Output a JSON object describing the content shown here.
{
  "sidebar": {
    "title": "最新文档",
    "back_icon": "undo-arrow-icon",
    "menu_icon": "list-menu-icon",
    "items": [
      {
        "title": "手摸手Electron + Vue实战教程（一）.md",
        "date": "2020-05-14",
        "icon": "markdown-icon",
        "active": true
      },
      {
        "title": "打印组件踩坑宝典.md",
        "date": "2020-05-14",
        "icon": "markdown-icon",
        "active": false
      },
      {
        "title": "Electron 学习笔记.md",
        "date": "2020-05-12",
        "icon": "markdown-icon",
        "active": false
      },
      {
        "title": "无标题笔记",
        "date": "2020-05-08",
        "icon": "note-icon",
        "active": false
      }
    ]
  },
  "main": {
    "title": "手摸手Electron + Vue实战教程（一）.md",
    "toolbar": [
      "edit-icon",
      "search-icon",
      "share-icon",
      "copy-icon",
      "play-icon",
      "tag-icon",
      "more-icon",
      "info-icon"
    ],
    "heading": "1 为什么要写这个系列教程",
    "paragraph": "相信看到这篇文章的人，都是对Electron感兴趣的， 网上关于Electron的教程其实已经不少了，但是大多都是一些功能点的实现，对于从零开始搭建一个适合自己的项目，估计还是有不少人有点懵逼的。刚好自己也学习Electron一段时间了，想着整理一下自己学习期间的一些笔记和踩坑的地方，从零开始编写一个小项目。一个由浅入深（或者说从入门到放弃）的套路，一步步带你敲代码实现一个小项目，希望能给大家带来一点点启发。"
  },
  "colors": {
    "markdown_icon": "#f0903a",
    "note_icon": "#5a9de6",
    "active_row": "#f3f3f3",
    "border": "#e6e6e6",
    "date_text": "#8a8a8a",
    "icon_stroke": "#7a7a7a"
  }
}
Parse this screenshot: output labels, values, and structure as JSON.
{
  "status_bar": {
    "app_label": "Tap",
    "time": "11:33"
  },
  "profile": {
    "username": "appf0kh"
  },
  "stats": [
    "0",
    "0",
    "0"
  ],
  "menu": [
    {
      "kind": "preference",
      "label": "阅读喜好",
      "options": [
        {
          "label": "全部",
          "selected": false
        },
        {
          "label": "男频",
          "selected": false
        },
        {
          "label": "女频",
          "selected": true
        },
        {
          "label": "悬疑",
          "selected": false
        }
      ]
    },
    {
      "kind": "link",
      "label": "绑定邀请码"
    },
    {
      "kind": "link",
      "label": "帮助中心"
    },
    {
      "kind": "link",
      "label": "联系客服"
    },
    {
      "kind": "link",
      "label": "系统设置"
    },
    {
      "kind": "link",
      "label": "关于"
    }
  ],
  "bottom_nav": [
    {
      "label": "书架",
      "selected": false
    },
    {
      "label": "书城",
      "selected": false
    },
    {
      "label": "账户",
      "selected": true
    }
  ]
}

:::::

» SET EXERCISE:
Above are the records. Copy every line in them holding "title".

» ANSWER TO THIS TASK:
    "title": "最新文档",
        "title": "手摸手Electron + Vue实战教程（一）.md",
        "title": "打印组件踩坑宝典.md",
        "title": "Electron 学习笔记.md",
        "title": "无标题笔记",
    "title": "手摸手Electron + Vue实战教程（一）.md",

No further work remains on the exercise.